SET EXERCISE:
Pictures stay out; everything else in the records below is copied exactly.

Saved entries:
■ ■ ■ ■

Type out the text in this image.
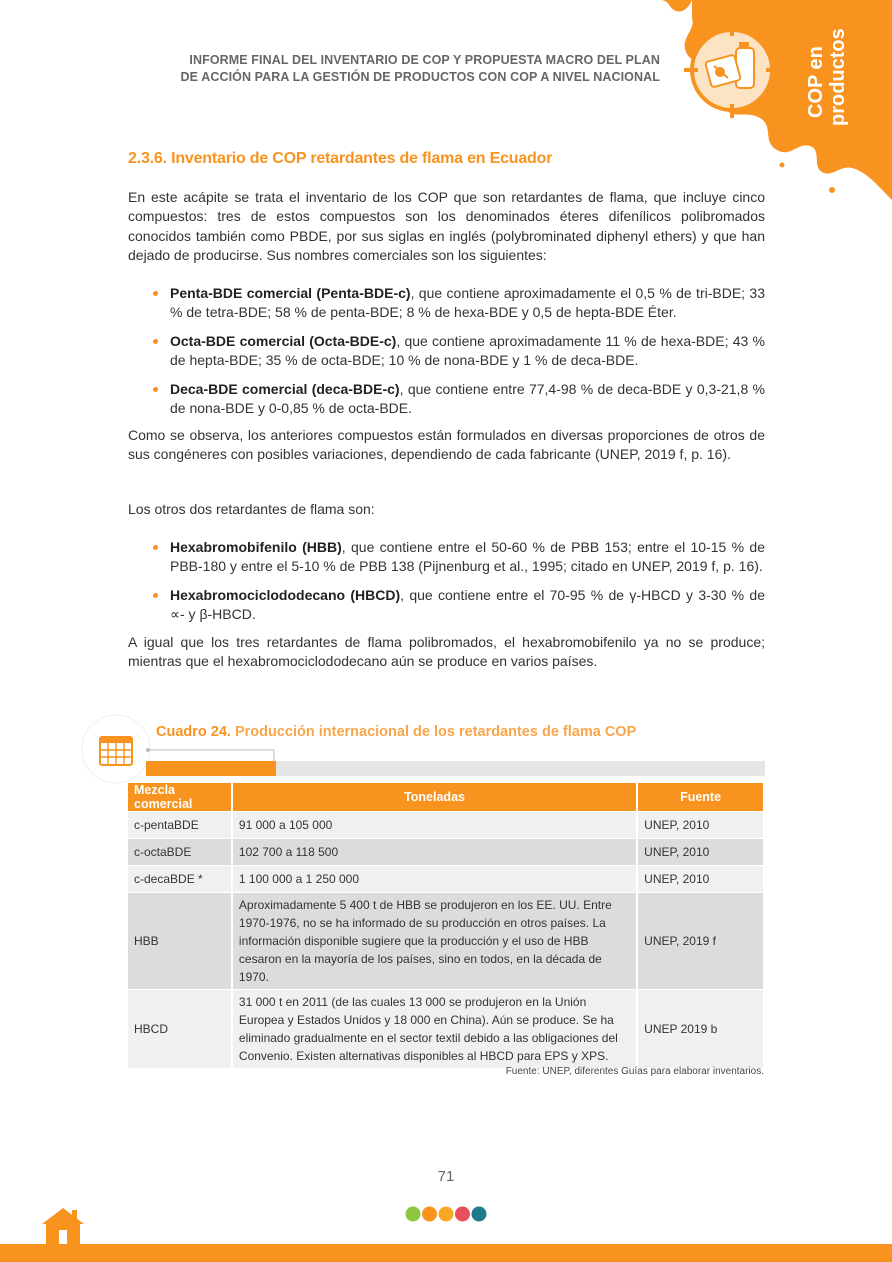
COP en productos
INFORME FINAL DEL INVENTARIO DE COP Y PROPUESTA MACRO DEL PLAN
DE ACCIÓN PARA LA GESTIÓN DE PRODUCTOS CON COP A NIVEL NACIONAL
2.3.6. Inventario de COP retardantes de flama en Ecuador

En este acápite se trata el inventario de los COP que son retardantes de flama, que incluye cinco compuestos: tres de estos compuestos son los denominados éteres difenílicos polibromados conocidos también como PBDE, por sus siglas en inglés (polybrominated diphenyl ethers) y que han dejado de producirse. Sus nombres comerciales son los siguientes:

Penta-BDE comercial (Penta-BDE-c), que contiene aproximadamente el 0,5 % de tri-BDE; 33 % de tetra-BDE; 58 % de penta-BDE; 8 % de hexa-BDE y 0,5 de hepta-BDE Éter.
Octa-BDE comercial (Octa-BDE-c), que contiene aproximadamente 11 % de hexa-BDE; 43 % de hepta-BDE; 35 % de octa-BDE; 10 % de nona-BDE y 1 % de deca-BDE.
Deca-BDE comercial (deca-BDE-c), que contiene entre 77,4-98 % de deca-BDE y 0,3-21,8 % de nona-BDE y 0-0,85 % de octa-BDE.

Como se observa, los anteriores compuestos están formulados en diversas proporciones de otros de sus congéneres con posibles variaciones, dependiendo de cada fabricante (UNEP, 2019 f, p. 16).

Los otros dos retardantes de flama son:

Hexabromobifenilo (HBB), que contiene entre el 50-60 % de PBB 153; entre el 10-15 % de PBB-180 y entre el 5-10 % de PBB 138 (Pijnenburg et al., 1995; citado en UNEP, 2019 f, p. 16).
Hexabromociclododecano (HBCD), que contiene entre el 70-95 % de γ-HBCD y 3-30 % de ∝- y β-HBCD.

A igual que los tres retardantes de flama polibromados, el hexabromobifenilo ya no se produce; mientras que el hexabromociclododecano aún se produce en varios países.

Cuadro 24. Producción internacional de los retardantes de flama COP
Mezcla comercial	Toneladas	Fuente
c-pentaBDE	91 000 a 105 000	UNEP, 2010
c-octaBDE	102 700 a 118 500	UNEP, 2010
c-decaBDE *	1 100 000 a 1 250 000	UNEP, 2010
HBB	Aproximadamente 5 400 t de HBB se produjeron en los EE. UU. Entre 1970-1976, no se ha informado de su producción en otros países. La información disponible sugiere que la producción y el uso de HBB cesaron en la mayoría de los países, sino en todos, en la década de 1970.	UNEP, 2019 f
HBCD	31 000 t en 2011 (de las cuales 13 000 se produjeron en la Unión Europea y Estados Unidos y 18 000 en China). Aún se produce. Se ha eliminado gradualmente en el sector textil debido a las obligaciones del Convenio. Existen alternativas disponibles al HBCD para EPS y XPS.	UNEP 2019 b
Fuente: UNEP, diferentes Guías para elaborar inventarios.
71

■ ■ ■ ■

EXERCISE ANSWER:
Type out the text in this image.
COP en productos
INFORME FINAL DEL INVENTARIO DE COP Y PROPUESTA MACRO DEL PLAN
DE ACCIÓN PARA LA GESTIÓN DE PRODUCTOS CON COP A NIVEL NACIONAL
2.3.6. Inventario de COP retardantes de flama en Ecuador

En este acápite se trata el inventario de los COP que son retardantes de flama, que incluye cinco compuestos: tres de estos compuestos son los denominados éteres difenílicos polibromados conocidos también como PBDE, por sus siglas en inglés (polybrominated diphenyl ethers) y que han dejado de producirse. Sus nombres comerciales son los siguientes:

Penta-BDE comercial (Penta-BDE-c), que contiene aproximadamente el 0,5 % de tri-BDE; 33 % de tetra-BDE; 58 % de penta-BDE; 8 % de hexa-BDE y 0,5 de hepta-BDE Éter.
Octa-BDE comercial (Octa-BDE-c), que contiene aproximadamente 11 % de hexa-BDE; 43 % de hepta-BDE; 35 % de octa-BDE; 10 % de nona-BDE y 1 % de deca-BDE.
Deca-BDE comercial (deca-BDE-c), que contiene entre 77,4-98 % de deca-BDE y 0,3-21,8 % de nona-BDE y 0-0,85 % de octa-BDE.

Como se observa, los anteriores compuestos están formulados en diversas proporciones de otros de sus congéneres con posibles variaciones, dependiendo de cada fabricante (UNEP, 2019 f, p. 16).

Los otros dos retardantes de flama son:

Hexabromobifenilo (HBB), que contiene entre el 50-60 % de PBB 153; entre el 10-15 % de PBB-180 y entre el 5-10 % de PBB 138 (Pijnenburg et al., 1995; citado en UNEP, 2019 f, p. 16).
Hexabromociclododecano (HBCD), que contiene entre el 70-95 % de γ-HBCD y 3-30 % de ∝- y β-HBCD.

A igual que los tres retardantes de flama polibromados, el hexabromobifenilo ya no se produce; mientras que el hexabromociclododecano aún se produce en varios países.

Cuadro 24. Producción internacional de los retardantes de flama COP
Mezcla comercial	Toneladas	Fuente
c-pentaBDE	91 000 a 105 000	UNEP, 2010
c-octaBDE	102 700 a 118 500	UNEP, 2010
c-decaBDE *	1 100 000 a 1 250 000	UNEP, 2010
HBB	Aproximadamente 5 400 t de HBB se produjeron en los EE. UU. Entre 1970-1976, no se ha informado de su producción en otros países. La información disponible sugiere que la producción y el uso de HBB cesaron en la mayoría de los países, sino en todos, en la década de 1970.	UNEP, 2019 f
HBCD	31 000 t en 2011 (de las cuales 13 000 se produjeron en la Unión Europea y Estados Unidos y 18 000 en China). Aún se produce. Se ha eliminado gradualmente en el sector textil debido a las obligaciones del Convenio. Existen alternativas disponibles al HBCD para EPS y XPS.	UNEP 2019 b
Fuente: UNEP, diferentes Guías para elaborar inventarios.
71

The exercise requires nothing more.